• _Task description_:
Every line of the material that follows must be printed again exactly.

• _Records supplied_:
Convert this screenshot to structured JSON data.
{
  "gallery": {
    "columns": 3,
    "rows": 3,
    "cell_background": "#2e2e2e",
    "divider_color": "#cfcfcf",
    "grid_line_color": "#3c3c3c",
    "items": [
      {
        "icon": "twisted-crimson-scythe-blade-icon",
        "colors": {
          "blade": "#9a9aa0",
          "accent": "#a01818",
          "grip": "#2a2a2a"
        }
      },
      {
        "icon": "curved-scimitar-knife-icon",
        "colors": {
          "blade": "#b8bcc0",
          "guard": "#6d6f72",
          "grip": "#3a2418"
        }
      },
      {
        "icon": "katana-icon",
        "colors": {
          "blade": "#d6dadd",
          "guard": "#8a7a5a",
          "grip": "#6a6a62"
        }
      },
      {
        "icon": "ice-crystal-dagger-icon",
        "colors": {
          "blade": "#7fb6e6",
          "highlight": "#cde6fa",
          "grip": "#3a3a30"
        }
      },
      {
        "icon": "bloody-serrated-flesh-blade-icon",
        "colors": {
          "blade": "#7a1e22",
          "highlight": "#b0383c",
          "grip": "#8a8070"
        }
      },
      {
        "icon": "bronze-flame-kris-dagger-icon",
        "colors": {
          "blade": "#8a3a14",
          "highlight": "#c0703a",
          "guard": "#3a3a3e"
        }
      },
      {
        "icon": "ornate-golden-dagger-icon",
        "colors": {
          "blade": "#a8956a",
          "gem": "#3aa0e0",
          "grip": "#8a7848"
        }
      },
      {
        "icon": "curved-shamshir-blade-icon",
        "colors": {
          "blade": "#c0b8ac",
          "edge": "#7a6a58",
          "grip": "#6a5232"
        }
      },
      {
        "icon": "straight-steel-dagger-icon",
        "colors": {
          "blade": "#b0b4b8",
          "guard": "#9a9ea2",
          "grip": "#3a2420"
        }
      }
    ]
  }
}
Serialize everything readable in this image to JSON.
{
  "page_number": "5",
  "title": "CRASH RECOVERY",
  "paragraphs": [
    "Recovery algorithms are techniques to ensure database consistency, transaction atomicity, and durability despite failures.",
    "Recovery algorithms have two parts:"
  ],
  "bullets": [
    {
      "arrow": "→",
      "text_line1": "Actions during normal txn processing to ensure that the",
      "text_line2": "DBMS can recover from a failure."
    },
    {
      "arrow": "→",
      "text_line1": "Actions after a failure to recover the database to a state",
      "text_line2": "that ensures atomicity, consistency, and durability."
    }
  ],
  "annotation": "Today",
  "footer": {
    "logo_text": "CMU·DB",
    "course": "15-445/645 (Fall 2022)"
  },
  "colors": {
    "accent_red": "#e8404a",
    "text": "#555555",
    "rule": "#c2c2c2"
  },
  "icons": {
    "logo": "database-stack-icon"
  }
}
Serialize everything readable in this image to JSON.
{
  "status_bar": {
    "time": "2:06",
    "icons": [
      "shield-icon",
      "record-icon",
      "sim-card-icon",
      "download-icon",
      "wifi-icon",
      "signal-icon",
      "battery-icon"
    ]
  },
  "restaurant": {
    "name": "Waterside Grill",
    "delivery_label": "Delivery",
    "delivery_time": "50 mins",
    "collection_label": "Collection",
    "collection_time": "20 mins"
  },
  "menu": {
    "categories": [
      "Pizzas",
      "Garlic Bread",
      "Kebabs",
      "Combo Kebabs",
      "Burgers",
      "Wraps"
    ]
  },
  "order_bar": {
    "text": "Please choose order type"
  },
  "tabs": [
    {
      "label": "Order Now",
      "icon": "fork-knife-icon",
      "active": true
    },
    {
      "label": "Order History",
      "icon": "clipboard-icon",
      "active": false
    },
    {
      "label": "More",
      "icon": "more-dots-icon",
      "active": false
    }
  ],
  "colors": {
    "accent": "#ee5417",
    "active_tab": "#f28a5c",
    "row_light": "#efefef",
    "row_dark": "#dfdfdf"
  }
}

• _Reply to the task_:
Convert this screenshot to structured JSON data.
{
  "gallery": {
    "columns": 3,
    "rows": 3,
    "cell_background": "#2e2e2e",
    "divider_color": "#cfcfcf",
    "grid_line_color": "#3c3c3c",
    "items": [
      {
        "icon": "twisted-crimson-scythe-blade-icon",
        "colors": {
          "blade": "#9a9aa0",
          "accent": "#a01818",
          "grip": "#2a2a2a"
        }
      },
      {
        "icon": "curved-scimitar-knife-icon",
        "colors": {
          "blade": "#b8bcc0",
          "guard": "#6d6f72",
          "grip": "#3a2418"
        }
      },
      {
        "icon": "katana-icon",
        "colors": {
          "blade": "#d6dadd",
          "guard": "#8a7a5a",
          "grip": "#6a6a62"
        }
      },
      {
        "icon": "ice-crystal-dagger-icon",
        "colors": {
          "blade": "#7fb6e6",
          "highlight": "#cde6fa",
          "grip": "#3a3a30"
        }
      },
      {
        "icon": "bloody-serrated-flesh-blade-icon",
        "colors": {
          "blade": "#7a1e22",
          "highlight": "#b0383c",
          "grip": "#8a8070"
        }
      },
      {
        "icon": "bronze-flame-kris-dagger-icon",
        "colors": {
          "blade": "#8a3a14",
          "highlight": "#c0703a",
          "guard": "#3a3a3e"
        }
      },
      {
        "icon": "ornate-golden-dagger-icon",
        "colors": {
          "blade": "#a8956a",
          "gem": "#3aa0e0",
          "grip": "#8a7848"
        }
      },
      {
        "icon": "curved-shamshir-blade-icon",
        "colors": {
          "blade": "#c0b8ac",
          "edge": "#7a6a58",
          "grip": "#6a5232"
        }
      },
      {
        "icon": "straight-steel-dagger-icon",
        "colors": {
          "blade": "#b0b4b8",
          "guard": "#9a9ea2",
          "grip": "#3a2420"
        }
      }
    ]
  }
}
Serialize everything readable in this image to JSON.
{
  "page_number": "5",
  "title": "CRASH RECOVERY",
  "paragraphs": [
    "Recovery algorithms are techniques to ensure database consistency, transaction atomicity, and durability despite failures.",
    "Recovery algorithms have two parts:"
  ],
  "bullets": [
    {
      "arrow": "→",
      "text_line1": "Actions during normal txn processing to ensure that the",
      "text_line2": "DBMS can recover from a failure."
    },
    {
      "arrow": "→",
      "text_line1": "Actions after a failure to recover the database to a state",
      "text_line2": "that ensures atomicity, consistency, and durability."
    }
  ],
  "annotation": "Today",
  "footer": {
    "logo_text": "CMU·DB",
    "course": "15-445/645 (Fall 2022)"
  },
  "colors": {
    "accent_red": "#e8404a",
    "text": "#555555",
    "rule": "#c2c2c2"
  },
  "icons": {
    "logo": "database-stack-icon"
  }
}
Serialize everything readable in this image to JSON.
{
  "status_bar": {
    "time": "2:06",
    "icons": [
      "shield-icon",
      "record-icon",
      "sim-card-icon",
      "download-icon",
      "wifi-icon",
      "signal-icon",
      "battery-icon"
    ]
  },
  "restaurant": {
    "name": "Waterside Grill",
    "delivery_label": "Delivery",
    "delivery_time": "50 mins",
    "collection_label": "Collection",
    "collection_time": "20 mins"
  },
  "menu": {
    "categories": [
      "Pizzas",
      "Garlic Bread",
      "Kebabs",
      "Combo Kebabs",
      "Burgers",
      "Wraps"
    ]
  },
  "order_bar": {
    "text": "Please choose order type"
  },
  "tabs": [
    {
      "label": "Order Now",
      "icon": "fork-knife-icon",
      "active": true
    },
    {
      "label": "Order History",
      "icon": "clipboard-icon",
      "active": false
    },
    {
      "label": "More",
      "icon": "more-dots-icon",
      "active": false
    }
  ],
  "colors": {
    "accent": "#ee5417",
    "active_tab": "#f28a5c",
    "row_light": "#efefef",
    "row_dark": "#dfdfdf"
  }
}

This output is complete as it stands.